**WHAT THE TASK REQUIRES**
Transcribe the material exactly. Images do not belong in the copy.

**MATERIALS PROVIDED**
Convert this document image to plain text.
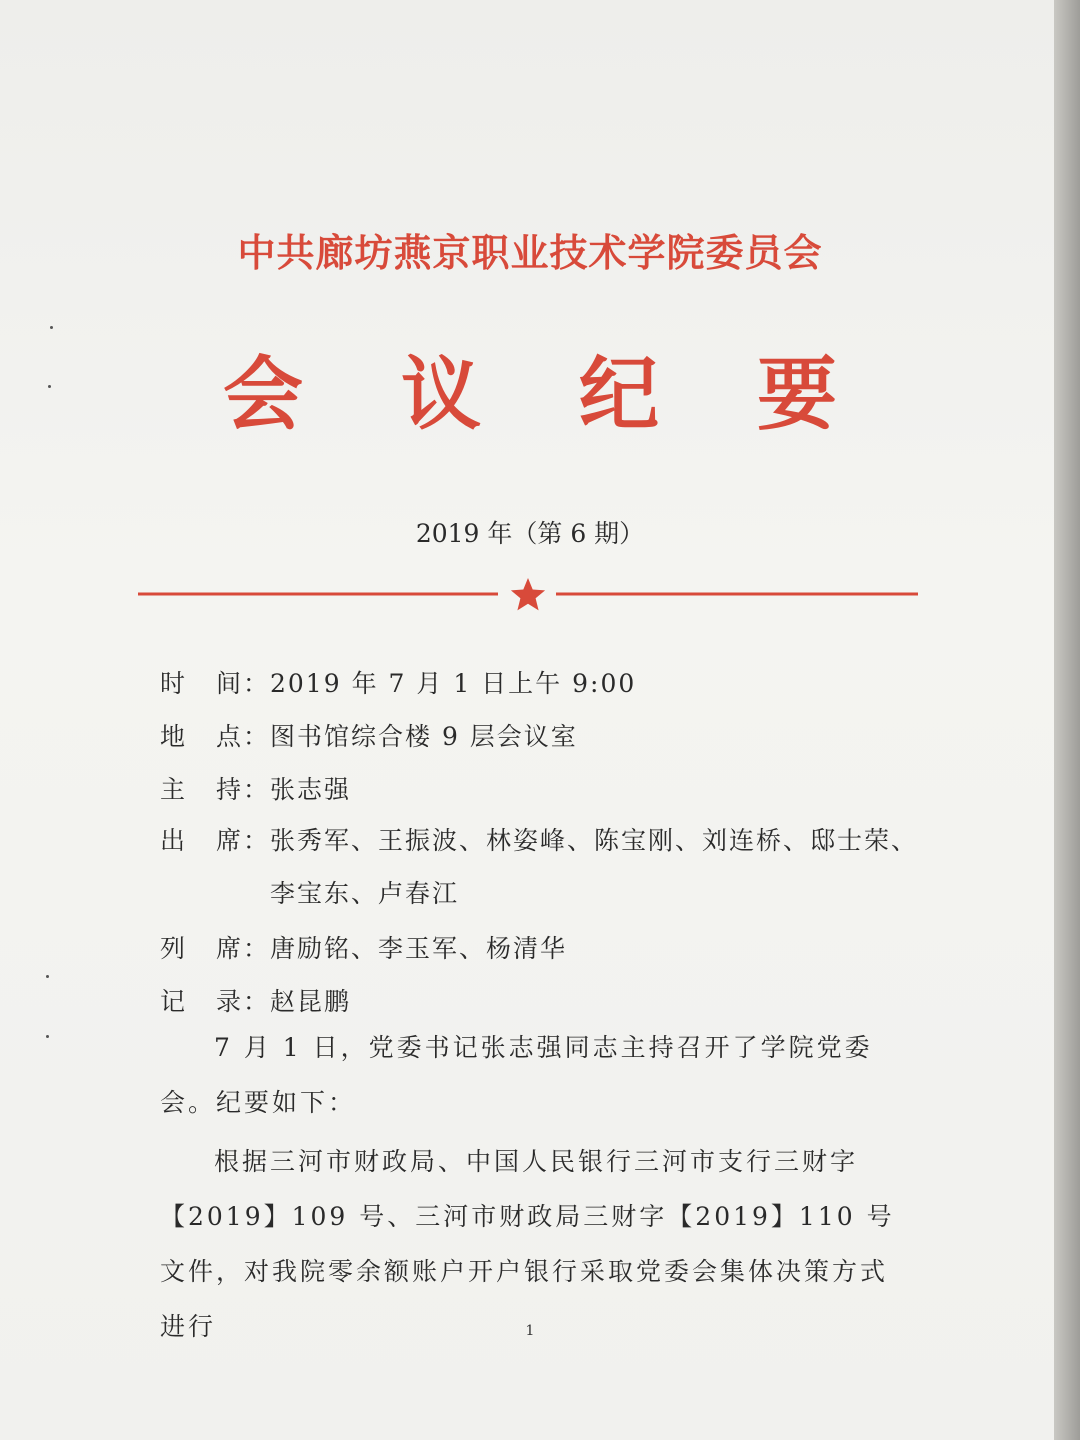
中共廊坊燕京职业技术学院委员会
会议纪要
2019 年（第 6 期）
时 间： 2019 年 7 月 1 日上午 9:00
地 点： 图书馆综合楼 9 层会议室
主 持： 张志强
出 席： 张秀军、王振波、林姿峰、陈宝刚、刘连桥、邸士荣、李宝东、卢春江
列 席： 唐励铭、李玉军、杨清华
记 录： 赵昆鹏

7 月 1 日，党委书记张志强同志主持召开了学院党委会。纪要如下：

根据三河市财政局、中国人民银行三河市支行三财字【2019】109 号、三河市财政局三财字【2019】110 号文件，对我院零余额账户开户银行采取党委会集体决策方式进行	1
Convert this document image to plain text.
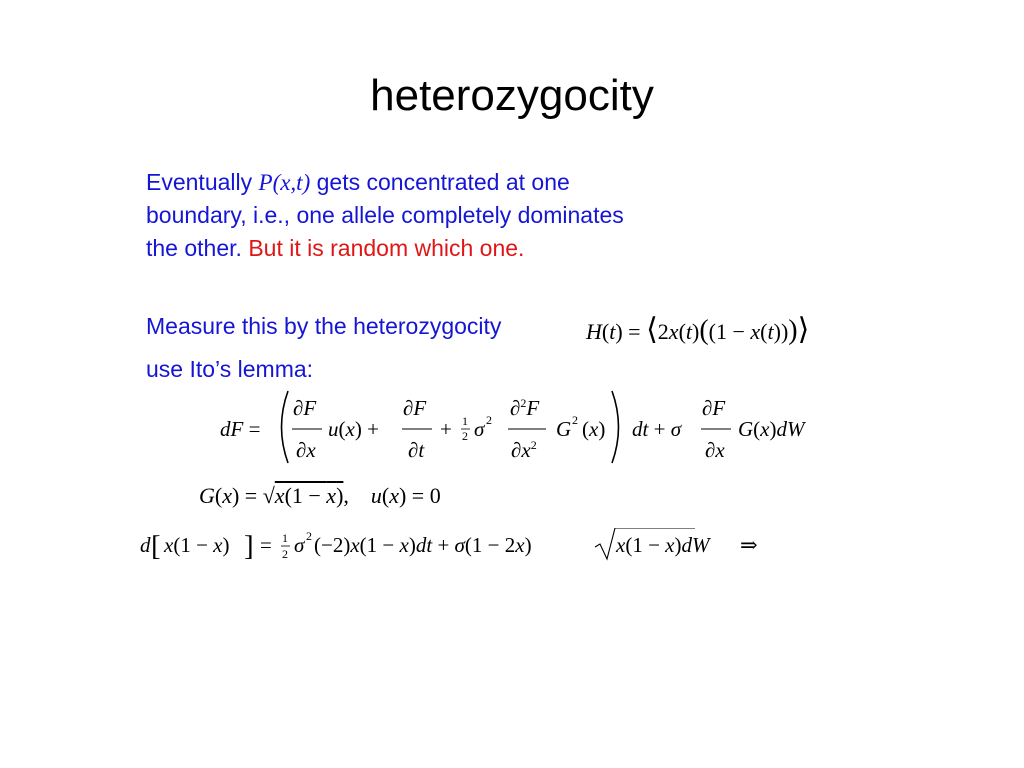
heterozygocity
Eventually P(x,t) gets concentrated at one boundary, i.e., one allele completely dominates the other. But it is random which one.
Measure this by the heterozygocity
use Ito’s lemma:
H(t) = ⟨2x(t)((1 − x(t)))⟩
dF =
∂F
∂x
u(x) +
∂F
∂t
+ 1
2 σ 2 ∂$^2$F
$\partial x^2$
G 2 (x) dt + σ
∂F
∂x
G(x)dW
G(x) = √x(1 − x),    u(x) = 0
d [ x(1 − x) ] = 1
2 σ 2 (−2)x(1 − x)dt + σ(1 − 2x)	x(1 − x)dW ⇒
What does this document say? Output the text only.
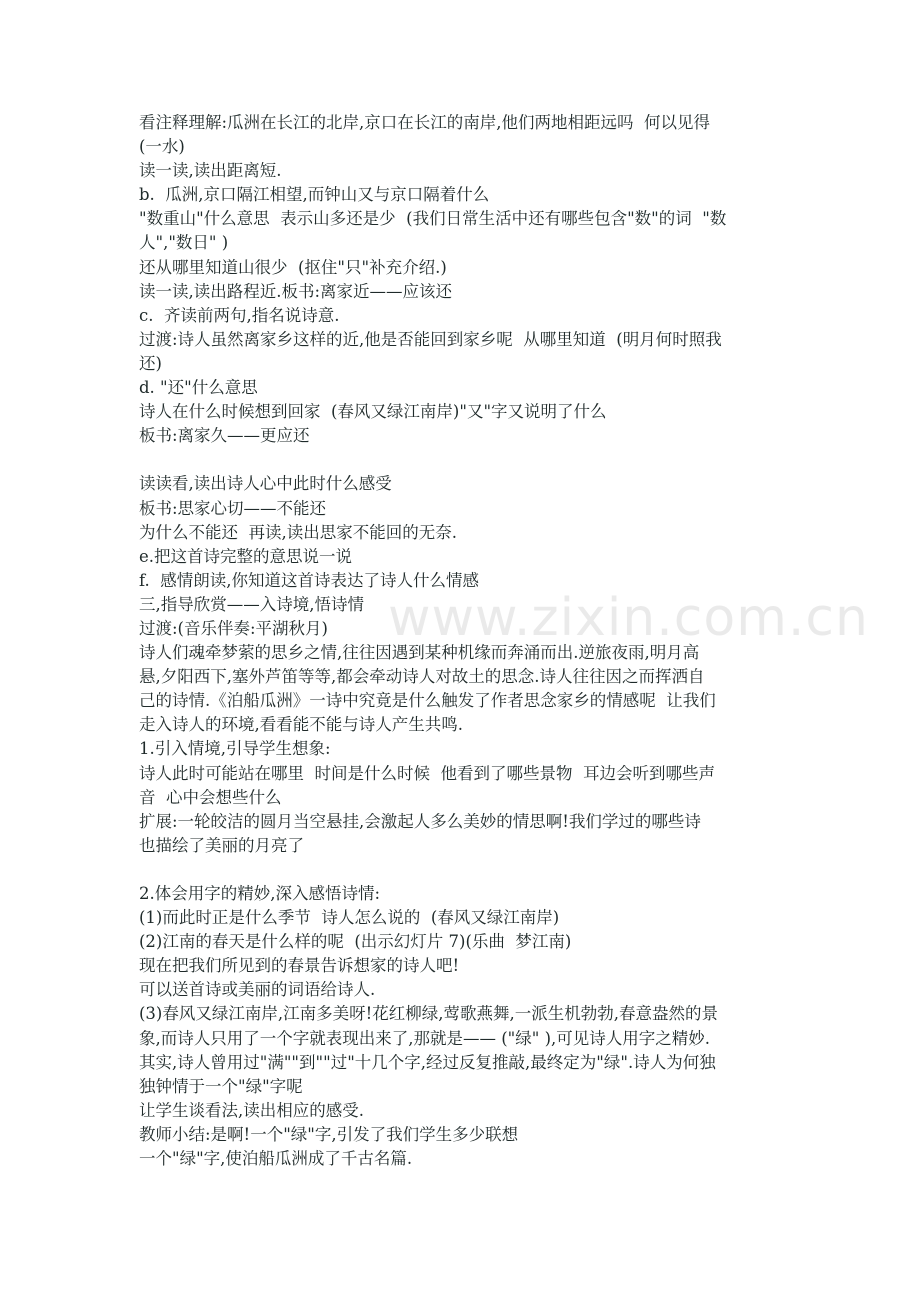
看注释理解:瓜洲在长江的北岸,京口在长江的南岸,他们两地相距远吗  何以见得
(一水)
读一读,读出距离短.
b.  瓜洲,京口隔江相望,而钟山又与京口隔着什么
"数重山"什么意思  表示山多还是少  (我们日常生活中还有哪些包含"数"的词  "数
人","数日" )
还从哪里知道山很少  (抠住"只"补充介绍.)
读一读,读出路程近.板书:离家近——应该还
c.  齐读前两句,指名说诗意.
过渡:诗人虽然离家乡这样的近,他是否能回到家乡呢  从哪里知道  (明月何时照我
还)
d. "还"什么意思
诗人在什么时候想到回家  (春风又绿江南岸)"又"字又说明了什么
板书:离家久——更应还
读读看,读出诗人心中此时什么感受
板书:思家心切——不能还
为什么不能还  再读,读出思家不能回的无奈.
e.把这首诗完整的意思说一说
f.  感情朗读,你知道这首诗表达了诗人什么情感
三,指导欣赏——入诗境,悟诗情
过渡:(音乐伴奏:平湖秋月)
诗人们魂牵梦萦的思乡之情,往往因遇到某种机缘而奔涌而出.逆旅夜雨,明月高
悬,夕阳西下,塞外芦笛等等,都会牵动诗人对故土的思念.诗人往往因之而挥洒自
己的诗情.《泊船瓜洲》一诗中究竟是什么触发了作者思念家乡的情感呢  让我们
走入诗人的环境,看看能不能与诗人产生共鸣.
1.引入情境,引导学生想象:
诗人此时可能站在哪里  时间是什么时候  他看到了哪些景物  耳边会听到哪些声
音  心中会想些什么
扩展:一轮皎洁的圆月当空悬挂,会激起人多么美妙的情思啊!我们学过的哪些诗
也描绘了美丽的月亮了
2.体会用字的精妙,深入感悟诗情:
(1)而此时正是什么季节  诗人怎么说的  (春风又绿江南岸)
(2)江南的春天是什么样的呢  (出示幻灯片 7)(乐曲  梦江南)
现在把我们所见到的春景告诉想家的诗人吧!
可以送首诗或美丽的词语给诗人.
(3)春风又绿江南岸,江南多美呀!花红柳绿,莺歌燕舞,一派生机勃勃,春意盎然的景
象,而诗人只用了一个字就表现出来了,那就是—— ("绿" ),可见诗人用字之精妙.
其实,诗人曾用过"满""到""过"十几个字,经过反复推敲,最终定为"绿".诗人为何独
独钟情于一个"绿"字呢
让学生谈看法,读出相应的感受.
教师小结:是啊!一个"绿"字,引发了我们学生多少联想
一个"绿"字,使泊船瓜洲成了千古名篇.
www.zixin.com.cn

**FULL RESPONSE**
Convert this document image to plain text.
中共廊坊燕京职业技术学院委员会
会议纪要
2019 年（第 6 期）
时 间： 2019 年 7 月 1 日上午 9:00
地 点： 图书馆综合楼 9 层会议室
主 持： 张志强
出 席： 张秀军、王振波、林姿峰、陈宝刚、刘连桥、邸士荣、李宝东、卢春江
列 席： 唐励铭、李玉军、杨清华
记 录： 赵昆鹏

7 月 1 日，党委书记张志强同志主持召开了学院党委会。纪要如下：

根据三河市财政局、中国人民银行三河市支行三财字【2019】109 号、三河市财政局三财字【2019】110 号文件，对我院零余额账户开户银行采取党委会集体决策方式进行	1
Convert this document image to plain text.
heterozygocity
Eventually P(x,t) gets concentrated at one boundary, i.e., one allele completely dominates the other. But it is random which one.
Measure this by the heterozygocity
use Ito’s lemma:
H(t) = ⟨2x(t)((1 − x(t)))⟩
dF =
∂F
∂x
u(x) +
∂F
∂t
+ 1
2 σ 2 ∂$^2$F
$\partial x^2$
G 2 (x) dt + σ
∂F
∂x
G(x)dW
G(x) = √x(1 − x),    u(x) = 0
d [ x(1 − x) ] = 1
2 σ 2 (−2)x(1 − x)dt + σ(1 − 2x)	x(1 − x)dW ⇒
What does this document say? Output the text only.
看注释理解:瓜洲在长江的北岸,京口在长江的南岸,他们两地相距远吗  何以见得
(一水)
读一读,读出距离短.
b.  瓜洲,京口隔江相望,而钟山又与京口隔着什么
"数重山"什么意思  表示山多还是少  (我们日常生活中还有哪些包含"数"的词  "数
人","数日" )
还从哪里知道山很少  (抠住"只"补充介绍.)
读一读,读出路程近.板书:离家近——应该还
c.  齐读前两句,指名说诗意.
过渡:诗人虽然离家乡这样的近,他是否能回到家乡呢  从哪里知道  (明月何时照我
还)
d. "还"什么意思
诗人在什么时候想到回家  (春风又绿江南岸)"又"字又说明了什么
板书:离家久——更应还
读读看,读出诗人心中此时什么感受
板书:思家心切——不能还
为什么不能还  再读,读出思家不能回的无奈.
e.把这首诗完整的意思说一说
f.  感情朗读,你知道这首诗表达了诗人什么情感
三,指导欣赏——入诗境,悟诗情
过渡:(音乐伴奏:平湖秋月)
诗人们魂牵梦萦的思乡之情,往往因遇到某种机缘而奔涌而出.逆旅夜雨,明月高
悬,夕阳西下,塞外芦笛等等,都会牵动诗人对故土的思念.诗人往往因之而挥洒自
己的诗情.《泊船瓜洲》一诗中究竟是什么触发了作者思念家乡的情感呢  让我们
走入诗人的环境,看看能不能与诗人产生共鸣.
1.引入情境,引导学生想象:
诗人此时可能站在哪里  时间是什么时候  他看到了哪些景物  耳边会听到哪些声
音  心中会想些什么
扩展:一轮皎洁的圆月当空悬挂,会激起人多么美妙的情思啊!我们学过的哪些诗
也描绘了美丽的月亮了
2.体会用字的精妙,深入感悟诗情:
(1)而此时正是什么季节  诗人怎么说的  (春风又绿江南岸)
(2)江南的春天是什么样的呢  (出示幻灯片 7)(乐曲  梦江南)
现在把我们所见到的春景告诉想家的诗人吧!
可以送首诗或美丽的词语给诗人.
(3)春风又绿江南岸,江南多美呀!花红柳绿,莺歌燕舞,一派生机勃勃,春意盎然的景
象,而诗人只用了一个字就表现出来了,那就是—— ("绿" ),可见诗人用字之精妙.
其实,诗人曾用过"满""到""过"十几个字,经过反复推敲,最终定为"绿".诗人为何独
独钟情于一个"绿"字呢
让学生谈看法,读出相应的感受.
教师小结:是啊!一个"绿"字,引发了我们学生多少联想
一个"绿"字,使泊船瓜洲成了千古名篇.
www.zixin.com.cn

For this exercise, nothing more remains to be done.